**JOB**
Repeat exactly each line of the data provided below.
===============
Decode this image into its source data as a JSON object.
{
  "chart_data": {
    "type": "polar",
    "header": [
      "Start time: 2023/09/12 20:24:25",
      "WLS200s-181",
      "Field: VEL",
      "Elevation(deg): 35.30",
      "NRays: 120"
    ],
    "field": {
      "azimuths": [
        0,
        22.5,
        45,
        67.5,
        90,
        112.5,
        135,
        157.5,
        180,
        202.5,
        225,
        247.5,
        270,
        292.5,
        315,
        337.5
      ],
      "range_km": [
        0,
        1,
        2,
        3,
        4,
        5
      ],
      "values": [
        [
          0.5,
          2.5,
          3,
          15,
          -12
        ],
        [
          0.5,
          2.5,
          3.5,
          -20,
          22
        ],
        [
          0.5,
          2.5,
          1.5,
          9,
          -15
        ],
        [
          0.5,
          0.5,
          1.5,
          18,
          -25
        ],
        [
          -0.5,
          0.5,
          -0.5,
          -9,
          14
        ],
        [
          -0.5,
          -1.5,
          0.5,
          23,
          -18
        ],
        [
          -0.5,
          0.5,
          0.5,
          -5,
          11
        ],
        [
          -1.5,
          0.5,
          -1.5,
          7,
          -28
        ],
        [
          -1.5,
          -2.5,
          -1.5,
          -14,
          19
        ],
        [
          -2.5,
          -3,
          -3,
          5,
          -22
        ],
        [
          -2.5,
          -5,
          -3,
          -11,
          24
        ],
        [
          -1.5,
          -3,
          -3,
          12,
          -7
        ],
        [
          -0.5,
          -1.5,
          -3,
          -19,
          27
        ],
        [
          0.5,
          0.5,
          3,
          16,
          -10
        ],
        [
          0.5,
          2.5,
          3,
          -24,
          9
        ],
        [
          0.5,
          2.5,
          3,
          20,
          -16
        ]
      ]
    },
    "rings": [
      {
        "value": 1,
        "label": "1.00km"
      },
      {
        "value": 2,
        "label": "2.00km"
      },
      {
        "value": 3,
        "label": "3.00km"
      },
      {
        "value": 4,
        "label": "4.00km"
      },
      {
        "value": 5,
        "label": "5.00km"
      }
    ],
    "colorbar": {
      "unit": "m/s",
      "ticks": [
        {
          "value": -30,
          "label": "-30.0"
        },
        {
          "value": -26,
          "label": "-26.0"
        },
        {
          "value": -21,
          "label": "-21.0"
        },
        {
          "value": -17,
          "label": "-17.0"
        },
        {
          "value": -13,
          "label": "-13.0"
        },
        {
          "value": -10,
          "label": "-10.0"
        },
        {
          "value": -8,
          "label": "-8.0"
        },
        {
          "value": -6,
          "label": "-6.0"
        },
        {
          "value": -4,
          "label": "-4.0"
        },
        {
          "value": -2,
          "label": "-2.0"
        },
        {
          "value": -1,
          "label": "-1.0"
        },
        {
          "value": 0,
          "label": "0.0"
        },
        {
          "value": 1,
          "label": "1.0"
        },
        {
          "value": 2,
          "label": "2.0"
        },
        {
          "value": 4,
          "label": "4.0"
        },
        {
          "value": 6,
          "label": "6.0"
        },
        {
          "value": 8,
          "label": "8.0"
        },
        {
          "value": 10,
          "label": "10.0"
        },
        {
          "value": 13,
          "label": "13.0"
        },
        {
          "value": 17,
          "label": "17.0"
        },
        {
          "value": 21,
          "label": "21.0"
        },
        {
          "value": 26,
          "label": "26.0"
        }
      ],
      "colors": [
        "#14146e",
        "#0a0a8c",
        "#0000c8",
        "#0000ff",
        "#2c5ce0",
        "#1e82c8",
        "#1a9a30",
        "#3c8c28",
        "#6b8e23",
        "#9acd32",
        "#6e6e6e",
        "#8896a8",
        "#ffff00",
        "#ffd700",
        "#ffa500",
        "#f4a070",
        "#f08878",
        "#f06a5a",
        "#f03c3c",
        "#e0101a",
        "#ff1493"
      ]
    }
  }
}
===============
**RESULT OF THIS TASK**
Decode this image into its source data as a JSON object.
{
  "chart_data": {
    "type": "polar",
    "header": [
      "Start time: 2023/09/12 20:24:25",
      "WLS200s-181",
      "Field: VEL",
      "Elevation(deg): 35.30",
      "NRays: 120"
    ],
    "field": {
      "azimuths": [
        0,
        22.5,
        45,
        67.5,
        90,
        112.5,
        135,
        157.5,
        180,
        202.5,
        225,
        247.5,
        270,
        292.5,
        315,
        337.5
      ],
      "range_km": [
        0,
        1,
        2,
        3,
        4,
        5
      ],
      "values": [
        [
          0.5,
          2.5,
          3,
          15,
          -12
        ],
        [
          0.5,
          2.5,
          3.5,
          -20,
          22
        ],
        [
          0.5,
          2.5,
          1.5,
          9,
          -15
        ],
        [
          0.5,
          0.5,
          1.5,
          18,
          -25
        ],
        [
          -0.5,
          0.5,
          -0.5,
          -9,
          14
        ],
        [
          -0.5,
          -1.5,
          0.5,
          23,
          -18
        ],
        [
          -0.5,
          0.5,
          0.5,
          -5,
          11
        ],
        [
          -1.5,
          0.5,
          -1.5,
          7,
          -28
        ],
        [
          -1.5,
          -2.5,
          -1.5,
          -14,
          19
        ],
        [
          -2.5,
          -3,
          -3,
          5,
          -22
        ],
        [
          -2.5,
          -5,
          -3,
          -11,
          24
        ],
        [
          -1.5,
          -3,
          -3,
          12,
          -7
        ],
        [
          -0.5,
          -1.5,
          -3,
          -19,
          27
        ],
        [
          0.5,
          0.5,
          3,
          16,
          -10
        ],
        [
          0.5,
          2.5,
          3,
          -24,
          9
        ],
        [
          0.5,
          2.5,
          3,
          20,
          -16
        ]
      ]
    },
    "rings": [
      {
        "value": 1,
        "label": "1.00km"
      },
      {
        "value": 2,
        "label": "2.00km"
      },
      {
        "value": 3,
        "label": "3.00km"
      },
      {
        "value": 4,
        "label": "4.00km"
      },
      {
        "value": 5,
        "label": "5.00km"
      }
    ],
    "colorbar": {
      "unit": "m/s",
      "ticks": [
        {
          "value": -30,
          "label": "-30.0"
        },
        {
          "value": -26,
          "label": "-26.0"
        },
        {
          "value": -21,
          "label": "-21.0"
        },
        {
          "value": -17,
          "label": "-17.0"
        },
        {
          "value": -13,
          "label": "-13.0"
        },
        {
          "value": -10,
          "label": "-10.0"
        },
        {
          "value": -8,
          "label": "-8.0"
        },
        {
          "value": -6,
          "label": "-6.0"
        },
        {
          "value": -4,
          "label": "-4.0"
        },
        {
          "value": -2,
          "label": "-2.0"
        },
        {
          "value": -1,
          "label": "-1.0"
        },
        {
          "value": 0,
          "label": "0.0"
        },
        {
          "value": 1,
          "label": "1.0"
        },
        {
          "value": 2,
          "label": "2.0"
        },
        {
          "value": 4,
          "label": "4.0"
        },
        {
          "value": 6,
          "label": "6.0"
        },
        {
          "value": 8,
          "label": "8.0"
        },
        {
          "value": 10,
          "label": "10.0"
        },
        {
          "value": 13,
          "label": "13.0"
        },
        {
          "value": 17,
          "label": "17.0"
        },
        {
          "value": 21,
          "label": "21.0"
        },
        {
          "value": 26,
          "label": "26.0"
        }
      ],
      "colors": [
        "#14146e",
        "#0a0a8c",
        "#0000c8",
        "#0000ff",
        "#2c5ce0",
        "#1e82c8",
        "#1a9a30",
        "#3c8c28",
        "#6b8e23",
        "#9acd32",
        "#6e6e6e",
        "#8896a8",
        "#ffff00",
        "#ffd700",
        "#ffa500",
        "#f4a070",
        "#f08878",
        "#f06a5a",
        "#f03c3c",
        "#e0101a",
        "#ff1493"
      ]
    }
  }
}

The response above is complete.